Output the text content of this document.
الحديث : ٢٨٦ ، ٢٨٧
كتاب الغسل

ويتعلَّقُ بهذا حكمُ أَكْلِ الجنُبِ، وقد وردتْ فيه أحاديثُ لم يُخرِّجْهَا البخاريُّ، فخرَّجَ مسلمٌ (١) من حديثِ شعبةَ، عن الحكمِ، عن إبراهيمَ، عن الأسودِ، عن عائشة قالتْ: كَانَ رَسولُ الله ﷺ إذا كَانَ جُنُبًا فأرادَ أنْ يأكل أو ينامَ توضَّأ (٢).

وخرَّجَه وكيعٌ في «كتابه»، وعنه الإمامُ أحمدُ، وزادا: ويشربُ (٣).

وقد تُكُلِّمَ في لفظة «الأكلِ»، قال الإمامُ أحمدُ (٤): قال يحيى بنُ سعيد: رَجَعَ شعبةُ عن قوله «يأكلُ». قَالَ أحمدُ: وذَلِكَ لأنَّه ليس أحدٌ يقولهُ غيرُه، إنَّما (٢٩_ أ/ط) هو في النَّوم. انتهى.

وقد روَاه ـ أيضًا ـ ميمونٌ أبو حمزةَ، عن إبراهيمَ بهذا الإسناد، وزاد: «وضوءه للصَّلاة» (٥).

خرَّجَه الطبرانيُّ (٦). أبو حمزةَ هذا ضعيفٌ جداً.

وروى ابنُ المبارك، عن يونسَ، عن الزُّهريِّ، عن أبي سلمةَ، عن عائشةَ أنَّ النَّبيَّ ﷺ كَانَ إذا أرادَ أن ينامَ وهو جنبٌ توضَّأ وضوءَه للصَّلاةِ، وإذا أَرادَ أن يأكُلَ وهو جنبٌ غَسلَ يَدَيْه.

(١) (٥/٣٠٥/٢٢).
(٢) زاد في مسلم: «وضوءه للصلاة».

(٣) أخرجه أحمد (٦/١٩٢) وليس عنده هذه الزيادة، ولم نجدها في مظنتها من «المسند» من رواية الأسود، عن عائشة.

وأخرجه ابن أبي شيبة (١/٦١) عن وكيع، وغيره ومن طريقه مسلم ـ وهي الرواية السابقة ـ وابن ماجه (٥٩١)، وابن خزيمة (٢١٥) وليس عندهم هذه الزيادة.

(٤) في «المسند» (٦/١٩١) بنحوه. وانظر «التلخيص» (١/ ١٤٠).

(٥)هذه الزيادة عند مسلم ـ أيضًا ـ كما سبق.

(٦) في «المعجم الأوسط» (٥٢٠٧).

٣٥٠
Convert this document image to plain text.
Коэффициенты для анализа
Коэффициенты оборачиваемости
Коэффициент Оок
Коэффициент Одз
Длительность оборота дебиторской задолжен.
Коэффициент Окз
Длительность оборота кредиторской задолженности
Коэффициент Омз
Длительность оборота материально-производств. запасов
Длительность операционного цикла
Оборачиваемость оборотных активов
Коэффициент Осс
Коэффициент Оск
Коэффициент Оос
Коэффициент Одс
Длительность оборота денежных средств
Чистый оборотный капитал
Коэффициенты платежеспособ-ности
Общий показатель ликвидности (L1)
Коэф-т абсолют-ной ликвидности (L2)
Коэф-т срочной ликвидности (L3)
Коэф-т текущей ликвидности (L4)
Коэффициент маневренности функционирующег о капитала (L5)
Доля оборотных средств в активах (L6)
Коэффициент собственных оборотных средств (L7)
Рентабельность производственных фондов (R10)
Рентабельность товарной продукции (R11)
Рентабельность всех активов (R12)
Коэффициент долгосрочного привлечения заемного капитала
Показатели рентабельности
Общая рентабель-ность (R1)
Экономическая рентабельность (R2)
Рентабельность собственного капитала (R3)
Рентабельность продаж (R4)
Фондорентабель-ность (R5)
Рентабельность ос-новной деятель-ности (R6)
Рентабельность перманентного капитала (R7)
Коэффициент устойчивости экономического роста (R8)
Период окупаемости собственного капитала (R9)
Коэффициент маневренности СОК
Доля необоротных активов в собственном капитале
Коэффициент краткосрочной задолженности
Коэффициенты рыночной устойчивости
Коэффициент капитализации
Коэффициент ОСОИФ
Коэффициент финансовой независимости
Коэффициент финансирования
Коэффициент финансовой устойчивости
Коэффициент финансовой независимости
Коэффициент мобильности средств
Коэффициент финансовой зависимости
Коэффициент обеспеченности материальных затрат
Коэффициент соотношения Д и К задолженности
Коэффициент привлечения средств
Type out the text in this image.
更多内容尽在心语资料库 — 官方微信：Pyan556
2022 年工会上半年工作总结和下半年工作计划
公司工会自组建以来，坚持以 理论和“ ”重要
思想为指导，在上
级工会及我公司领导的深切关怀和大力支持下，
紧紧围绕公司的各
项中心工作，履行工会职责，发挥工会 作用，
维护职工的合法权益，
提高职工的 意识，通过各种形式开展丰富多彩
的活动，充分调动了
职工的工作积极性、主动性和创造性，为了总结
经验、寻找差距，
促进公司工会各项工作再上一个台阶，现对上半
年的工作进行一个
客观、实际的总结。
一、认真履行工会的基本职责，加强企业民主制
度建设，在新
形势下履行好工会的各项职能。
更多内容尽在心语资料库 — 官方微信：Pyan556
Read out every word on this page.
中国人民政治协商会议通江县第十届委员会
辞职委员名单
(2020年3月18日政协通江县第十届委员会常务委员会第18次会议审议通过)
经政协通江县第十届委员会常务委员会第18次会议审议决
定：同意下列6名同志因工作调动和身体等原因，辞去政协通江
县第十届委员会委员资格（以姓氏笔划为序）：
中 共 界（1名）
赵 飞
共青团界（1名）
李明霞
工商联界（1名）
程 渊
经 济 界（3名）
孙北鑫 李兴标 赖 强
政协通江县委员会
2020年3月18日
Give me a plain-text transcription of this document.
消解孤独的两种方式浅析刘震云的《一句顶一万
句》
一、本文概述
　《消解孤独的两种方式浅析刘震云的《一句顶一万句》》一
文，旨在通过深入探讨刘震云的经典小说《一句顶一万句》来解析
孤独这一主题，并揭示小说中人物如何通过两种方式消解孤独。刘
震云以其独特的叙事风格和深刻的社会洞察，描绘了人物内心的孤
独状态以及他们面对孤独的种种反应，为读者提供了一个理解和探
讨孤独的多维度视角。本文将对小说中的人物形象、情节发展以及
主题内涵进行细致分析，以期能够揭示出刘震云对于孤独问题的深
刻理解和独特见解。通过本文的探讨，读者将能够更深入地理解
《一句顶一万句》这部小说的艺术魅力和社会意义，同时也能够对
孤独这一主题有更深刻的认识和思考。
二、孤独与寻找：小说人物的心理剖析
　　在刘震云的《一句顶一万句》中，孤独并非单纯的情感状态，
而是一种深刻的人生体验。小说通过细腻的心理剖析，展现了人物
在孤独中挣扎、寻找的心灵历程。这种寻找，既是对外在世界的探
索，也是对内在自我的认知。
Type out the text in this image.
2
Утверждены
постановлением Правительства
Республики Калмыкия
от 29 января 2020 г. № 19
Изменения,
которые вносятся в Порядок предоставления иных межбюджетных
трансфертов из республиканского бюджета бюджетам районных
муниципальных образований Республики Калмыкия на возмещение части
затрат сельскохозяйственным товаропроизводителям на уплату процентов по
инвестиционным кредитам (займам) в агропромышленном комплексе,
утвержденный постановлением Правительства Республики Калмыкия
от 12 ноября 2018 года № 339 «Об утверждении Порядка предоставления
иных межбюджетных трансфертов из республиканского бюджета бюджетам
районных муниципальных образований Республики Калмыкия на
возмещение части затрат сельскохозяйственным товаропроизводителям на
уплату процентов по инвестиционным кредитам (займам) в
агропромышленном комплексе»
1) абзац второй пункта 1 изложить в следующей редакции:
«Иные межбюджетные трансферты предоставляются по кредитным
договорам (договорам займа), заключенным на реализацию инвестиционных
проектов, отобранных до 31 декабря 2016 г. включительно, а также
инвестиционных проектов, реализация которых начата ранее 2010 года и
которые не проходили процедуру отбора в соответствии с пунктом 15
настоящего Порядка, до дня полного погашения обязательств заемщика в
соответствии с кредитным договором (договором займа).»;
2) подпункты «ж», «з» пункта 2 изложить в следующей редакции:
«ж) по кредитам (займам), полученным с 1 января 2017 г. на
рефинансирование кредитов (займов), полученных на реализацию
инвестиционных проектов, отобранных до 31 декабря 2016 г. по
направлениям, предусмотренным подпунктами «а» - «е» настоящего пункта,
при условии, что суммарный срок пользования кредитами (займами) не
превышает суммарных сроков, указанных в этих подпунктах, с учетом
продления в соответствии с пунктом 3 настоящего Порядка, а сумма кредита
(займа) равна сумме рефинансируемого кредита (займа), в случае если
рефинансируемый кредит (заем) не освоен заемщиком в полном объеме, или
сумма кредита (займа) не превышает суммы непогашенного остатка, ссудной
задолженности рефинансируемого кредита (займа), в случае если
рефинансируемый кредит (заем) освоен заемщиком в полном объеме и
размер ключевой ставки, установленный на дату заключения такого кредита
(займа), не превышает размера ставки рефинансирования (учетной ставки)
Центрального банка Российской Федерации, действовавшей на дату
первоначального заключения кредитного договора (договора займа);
━━━━━━━━
- _WRITTEN INSTRUCTION_: Return every line from the records above that holds the word "муниципальных".

- _SOLVED EXERCISE_:
муниципальных образований Республики Калмыкия на возмещение части
районных муниципальных образований Республики Калмыкия на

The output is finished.